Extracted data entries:
----------------

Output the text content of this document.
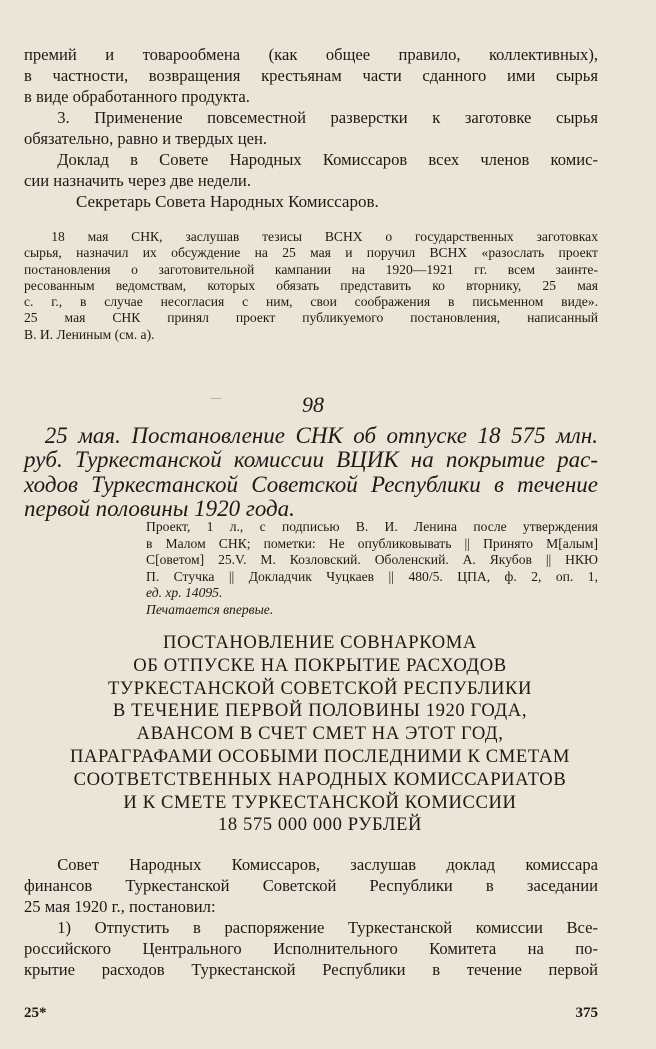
премий и товарообмена (как общее правило, коллективных),

в частности, возвращения крестьянам части сданного ими сырья

в виде обработанного продукта.

3. Применение повсеместной разверстки к заготовке сырья

обязательно, равно и твердых цен.

Доклад в Совете Народных Комиссаров всех членов комис-

сии назначить через две недели.

Секретарь Совета Народных Комиссаров.

18 мая СНК, заслушав тезисы ВСНХ о государственных заготовках

сырья, назначил их обсуждение на 25 мая и поручил ВСНХ «разослать проект

постановления о заготовительной кампании на 1920—1921 гг. всем заинте-

ресованным ведомствам, которых обязать представить ко вторнику, 25 мая

с. г., в случае несогласия с ним, свои соображения в письменном виде».

25 мая СНК принял проект публикуемого постановления, написанный

В. И. Лениным (см. а).

98

25 мая. Постановление СНК об отпуске 18 575 млн.

руб. Туркестанской комиссии ВЦИК на покрытие рас-

ходов Туркестанской Советской Республики в течение

первой половины 1920 года.

Проект, 1 л., с подписью В. И. Ленина после утверждения

в Малом СНК; пометки: Не опубликовывать || Принято М[алым]

С[оветом] 25.V. М. Козловский. Оболенский. А. Якубов || НКЮ

П. Стучка || Докладчик Чуцкаев || 480/5. ЦПА, ф. 2, оп. 1,

ед. хр. 14095.

Печатается впервые.

ПОСТАНОВЛЕНИЕ СОВНАРКОМА
ОБ ОТПУСКЕ НА ПОКРЫТИЕ РАСХОДОВ
ТУРКЕСТАНСКОЙ СОВЕТСКОЙ РЕСПУБЛИКИ
В ТЕЧЕНИЕ ПЕРВОЙ ПОЛОВИНЫ 1920 ГОДА,
АВАНСОМ В СЧЕТ СМЕТ НА ЭТОТ ГОД,
ПАРАГРАФАМИ ОСОБЫМИ ПОСЛЕДНИМИ К СМЕТАМ
СООТВЕТСТВЕННЫХ НАРОДНЫХ КОМИССАРИАТОВ
И К СМЕТЕ ТУРКЕСТАНСКОЙ КОМИССИИ
18 575 000 000 РУБЛЕЙ

Совет Народных Комиссаров, заслушав доклад комиссара

финансов Туркестанской Советской Республики в заседании

25 мая 1920 г., постановил:

1) Отпустить в распоряжение Туркестанской комиссии Все-

российского Центрального Исполнительного Комитета на по-

крытие расходов Туркестанской Республики в течение первой

25*	375
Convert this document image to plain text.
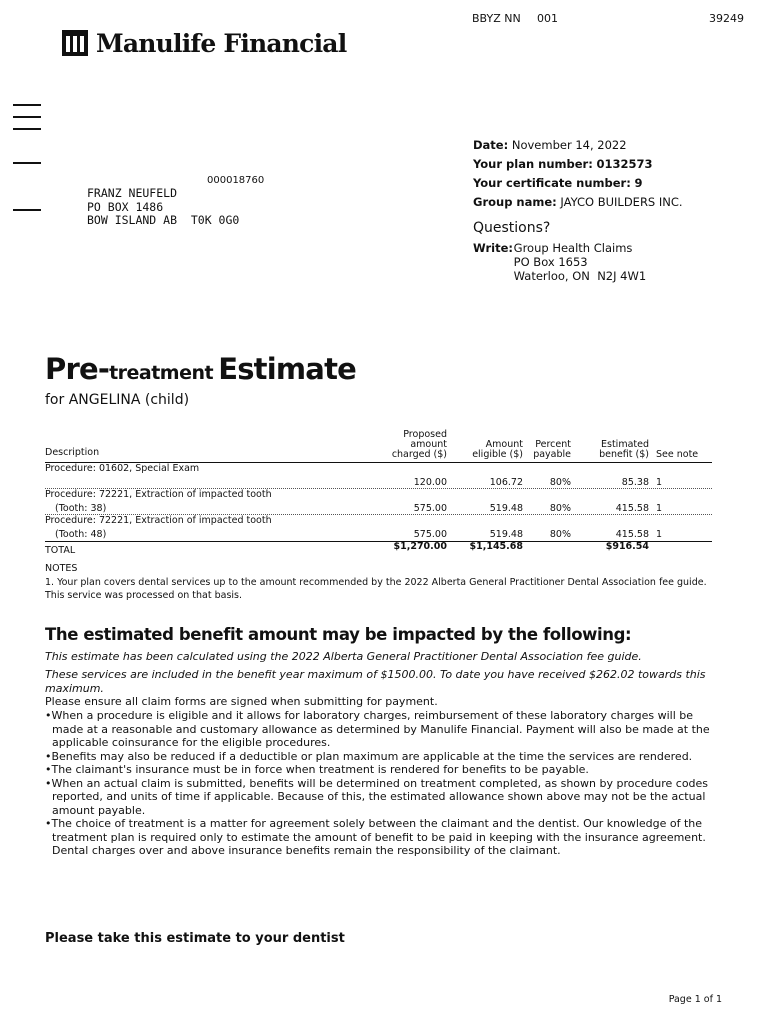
BBYZ NN 001	39249
Manulife Financial
000018760
FRANZ NEUFELD
PO BOX 1486
BOW ISLAND AB  T0K 0G0
Date: November 14, 2022
Your plan number: 0132573
Your certificate number: 9
Group name: JAYCO BUILDERS INC.
Questions?
Write: Group Health Claims
PO Box 1653
Waterloo, ON  N2J 4W1
Pre-treatment Estimate
for ANGELINA (child)
Description
Proposed
amount
charged ($)
Amount
eligible ($)
Percent
payable
Estimated
benefit ($) See note
Procedure: 01602, Special Exam
120.00	106.72	80%	85.38 1
Procedure: 72221, Extraction of impacted tooth
(Tooth: 38)	575.00	519.48	80%	415.58 1
Procedure: 72221, Extraction of impacted tooth
(Tooth: 48)	575.00	519.48	80%	415.58 1
TOTAL	$1,270.00 $1,145.68	$916.54
NOTES
1. Your plan covers dental services up to the amount recommended by the 2022 Alberta General Practitioner Dental Association fee guide.
This service was processed on that basis.
The estimated benefit amount may be impacted by the following:
This estimate has been calculated using the 2022 Alberta General Practitioner Dental Association fee guide.
These services are included in the benefit year maximum of $1500.00. To date you have received $262.02 towards this maximum.
Please ensure all claim forms are signed when submitting for payment.
•When a procedure is eligible and it allows for laboratory charges, reimbursement of these laboratory charges will be made at a reasonable and customary allowance as determined by Manulife Financial. Payment will also be made at the applicable coinsurance for the eligible procedures.
•Benefits may also be reduced if a deductible or plan maximum are applicable at the time the services are rendered.
•The claimant's insurance must be in force when treatment is rendered for benefits to be payable.
•When an actual claim is submitted, benefits will be determined on treatment completed, as shown by procedure codes reported, and units of time if applicable. Because of this, the estimated allowance shown above may not be the actual amount payable.
•The choice of treatment is a matter for agreement solely between the claimant and the dentist. Our knowledge of the treatment plan is required only to estimate the amount of benefit to be paid in keeping with the insurance agreement. Dental charges over and above insurance benefits remain the responsibility of the claimant.
Please take this estimate to your dentist
Page 1 of 1
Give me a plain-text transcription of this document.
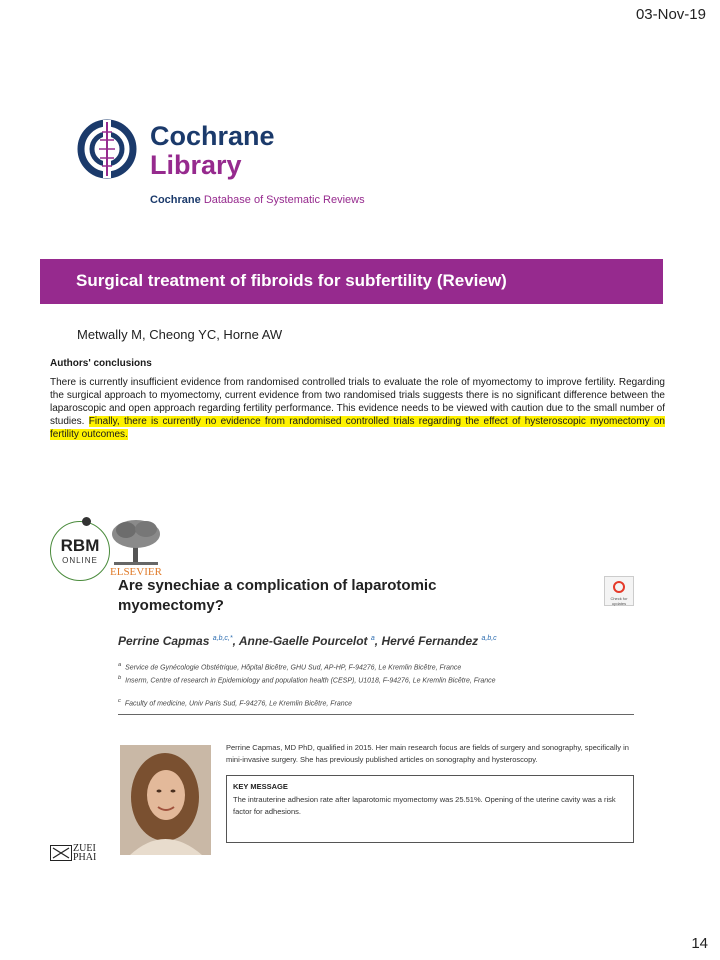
03-Nov-19
Cochrane
Library
Cochrane Database of Systematic Reviews
Surgical treatment of fibroids for subfertility (Review)
Metwally M, Cheong YC, Horne AW
Authors' conclusions
There is currently insufficient evidence from randomised controlled trials to evaluate the role of myomectomy to improve fertility. Regarding the surgical approach to myomectomy, current evidence from two randomised trials suggests there is no significant difference between the laparoscopic and open approach regarding fertility performance. This evidence needs to be viewed with caution due to the small number of studies. Finally, there is currently no evidence from randomised controlled trials regarding the effect of hysteroscopic myomectomy on fertility outcomes.
RBM
ONLINE
ELSEVIER
Are synechiae a complication of laparotomic
myomectomy?	Check for updates
Perrine Capmas $^{a,b,c,*}$, Anne-Gaelle Pourcelot $^a$, Hervé Fernandez $^{a,b,c}$
$^a$ Service de Gynécologie Obstétrique, Hôpital Bicêtre, GHU Sud, AP-HP, F-94276, Le Kremlin Bicêtre, France
$^b$ Inserm, Centre of research in Epidemiology and population health (CESP), U1018, F-94276, Le Kremlin Bicêtre, France
$^c$ Faculty of medicine, Univ Paris Sud, F-94276, Le Kremlin Bicêtre, France
Perrine Capmas, MD PhD, qualified in 2015. Her main research focus are fields of surgery and sonography, specifically in mini-invasive surgery. She has previously published articles on sonography and hysteroscopy.
KEY MESSAGE
The intrauterine adhesion rate after laparotomic myomectomy was 25.51%. Opening of the uterine cavity was a risk factor for adhesions.
ZUEI
PHAI
14
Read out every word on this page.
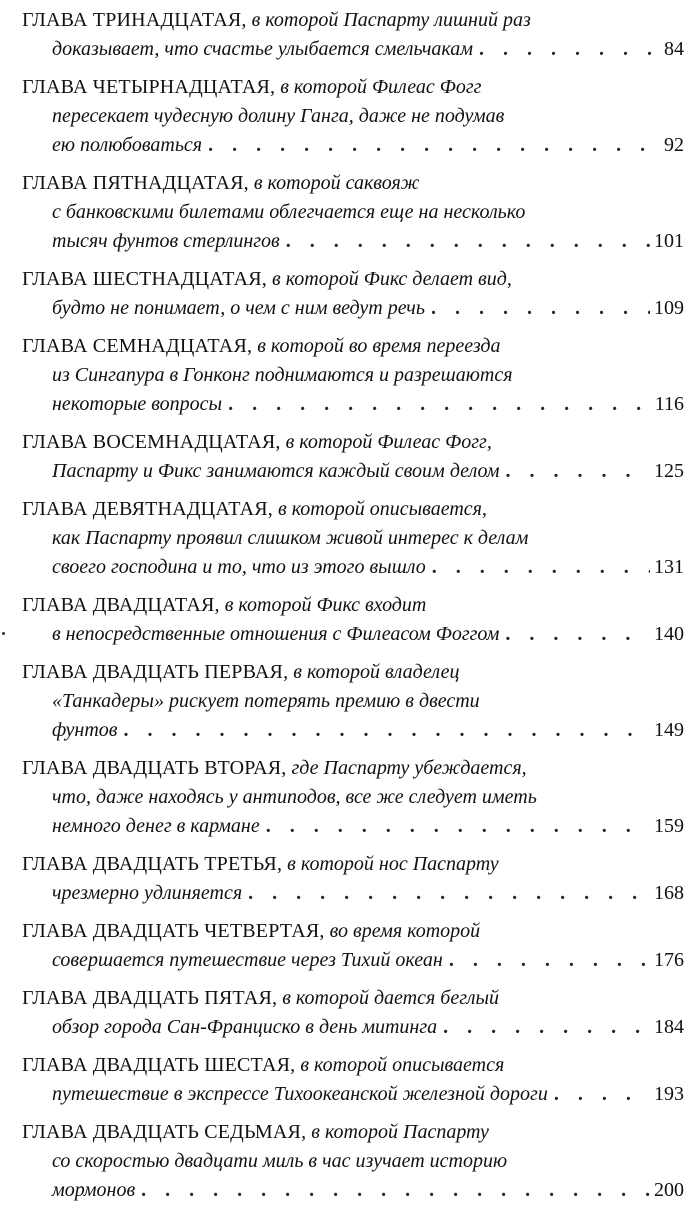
ГЛАВА ТРИНАДЦАТАЯ, в которой Паспарту лишний раз
доказывает, что счастье улыбается смельчакам . . .	84
ГЛАВА ЧЕТЫРНАДЦАТАЯ, в которой Филеас Фогг
пересекает чудесную долину Ганга, даже не подумав
ею полюбоваться . . .	92
ГЛАВА ПЯТНАДЦАТАЯ, в которой саквояж
с банковскими билетами облегчается еще на несколько
тысяч фунтов стерлингов . . .	101
ГЛАВА ШЕСТНАДЦАТАЯ, в которой Фикс делает вид,
будто не понимает, о чем с ним ведут речь . . .	109
ГЛАВА СЕМНАДЦАТАЯ, в которой во время переезда
из Сингапура в Гонконг поднимаются и разрешаются
некоторые вопросы . . .	116
ГЛАВА ВОСЕМНАДЦАТАЯ, в которой Филеас Фогг,
Паспарту и Фикс занимаются каждый своим делом . . .	125
ГЛАВА ДЕВЯТНАДЦАТАЯ, в которой описывается,
как Паспарту проявил слишком живой интерес к делам
своего господина и то, что из этого вышло . . .	131
ГЛАВА ДВАДЦАТАЯ, в которой Фикс входит
в непосредственные отношения с Филеасом Фоггом . . .	140
ГЛАВА ДВАДЦАТЬ ПЕРВАЯ, в которой владелец
«Танкадеры» рискует потерять премию в двести
фунтов . . .	149
ГЛАВА ДВАДЦАТЬ ВТОРАЯ, где Паспарту убеждается,
что, даже находясь у антиподов, все же следует иметь
немного денег в кармане . . .	159
ГЛАВА ДВАДЦАТЬ ТРЕТЬЯ, в которой нос Паспарту
чрезмерно удлиняется . . .	168
ГЛАВА ДВАДЦАТЬ ЧЕТВЕРТАЯ, во время которой
совершается путешествие через Тихий океан . . .	176
ГЛАВА ДВАДЦАТЬ ПЯТАЯ, в которой дается беглый
обзор города Сан-Франциско в день митинга . . .	184
ГЛАВА ДВАДЦАТЬ ШЕСТАЯ, в которой описывается
путешествие в экспрессе Тихоокеанской железной дороги . . .	193
ГЛАВА ДВАДЦАТЬ СЕДЬМАЯ, в которой Паспарту
со скоростью двадцати миль в час изучает историю
мормонов . . .	200
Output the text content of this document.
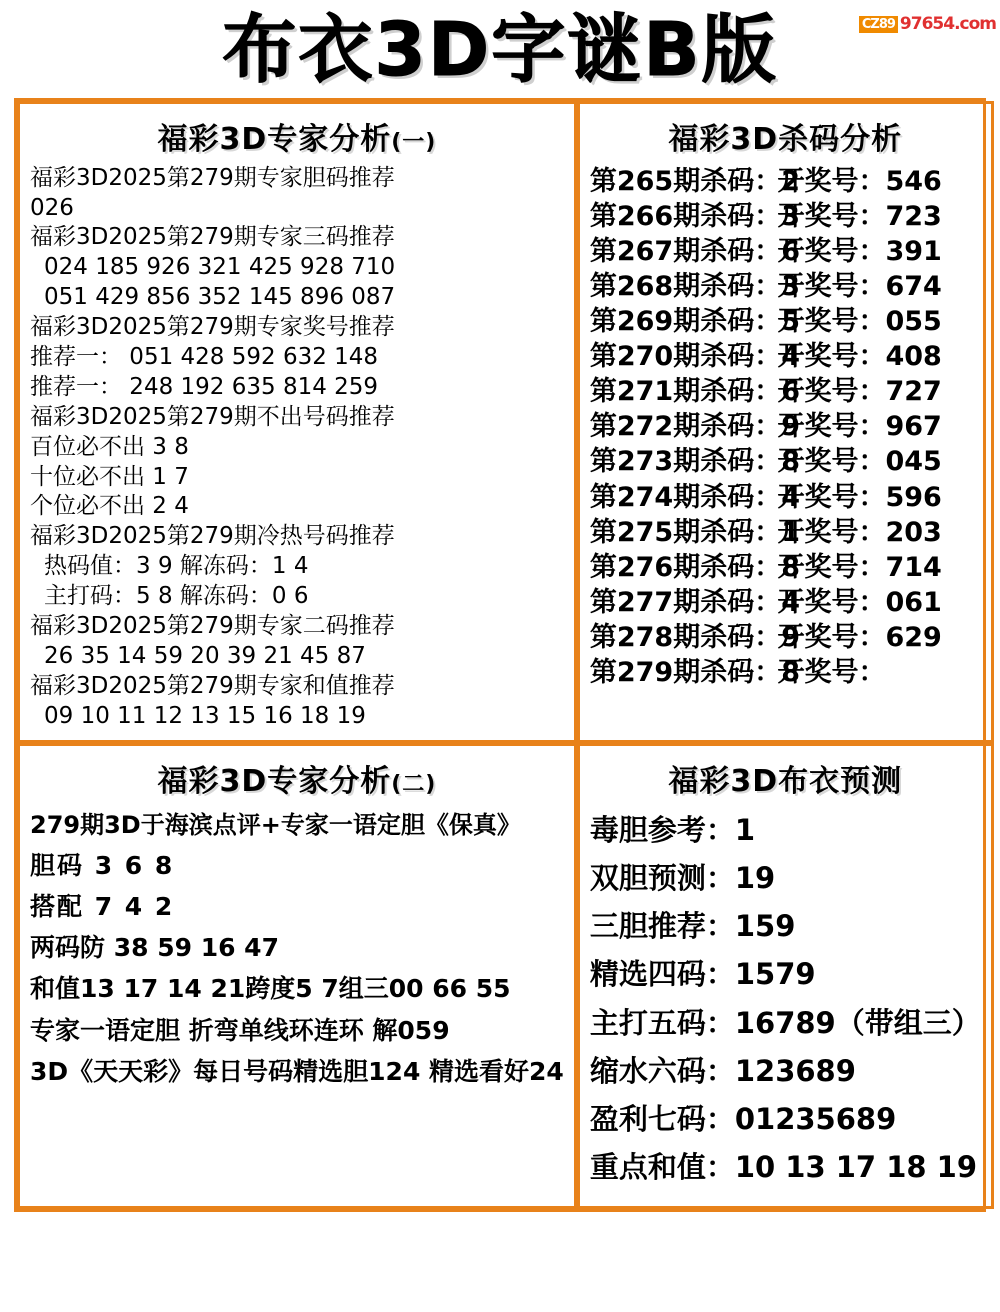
CZ89 97654.com
布衣3D字谜B版
福彩3D专家分析(一)
福彩3D2025第279期专家胆码推荐
026
福彩3D2025第279期专家三码推荐
024 185 926 321 425 928 710
051 429 856 352 145 896 087
福彩3D2025第279期专家奖号推荐
推荐一： 051 428 592 632 148
推荐一： 248 192 635 814 259
福彩3D2025第279期不出号码推荐
百位必不出 3 8
十位必不出 1 7
个位必不出 2 4
福彩3D2025第279期冷热号码推荐
热码值：3 9 解冻码：1 4
主打码：5 8 解冻码：0 6
福彩3D2025第279期专家二码推荐
26 35 14 59 20 39 21 45 87
福彩3D2025第279期专家和值推荐
09 10 11 12 13 15 16 18 19
福彩3D杀码分析
第265期杀码：2
开奖号：546
第266期杀码：3
开奖号：723
第267期杀码：6
开奖号：391
第268期杀码：3
开奖号：674
第269期杀码：5
开奖号：055
第270期杀码：4
开奖号：408
第271期杀码：6
开奖号：727
第272期杀码：9
开奖号：967
第273期杀码：8
开奖号：045
第274期杀码：4
开奖号：596
第275期杀码：1
开奖号：203
第276期杀码：8
开奖号：714
第277期杀码：4
开奖号：061
第278期杀码：9
开奖号：629
第279期杀码：8
开奖号：
福彩3D专家分析(二)
279期3D于海滨点评+专家一语定胆《保真》
胆码 3 6 8
搭配 7 4 2
两码防 38 59 16 47
和值13 17 14 21跨度5 7组三00 66 55
专家一语定胆 折弯单线环连环 解059
3D《天天彩》每日号码精选胆124 精选看好24
福彩3D布衣预测
毒胆参考：1
双胆预测：19
三胆推荐：159
精选四码：1579
主打五码：16789（带组三）
缩水六码：123689
盈利七码：01235689
重点和值：10 13 17 18 19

----------------

## What is being asked
Pull out each line of the records holding the string "France".

## Task response
$^a$ Service de Gynécologie Obstétrique, Hôpital Bicêtre, GHU Sud, AP-HP, F-94276, Le Kremlin Bicêtre, France
$^b$ Inserm, Centre of research in Epidemiology and population health (CESP), U1018, F-94276, Le Kremlin Bicêtre, France
$^c$ Faculty of medicine, Univ Paris Sud, F-94276, Le Kremlin Bicêtre, France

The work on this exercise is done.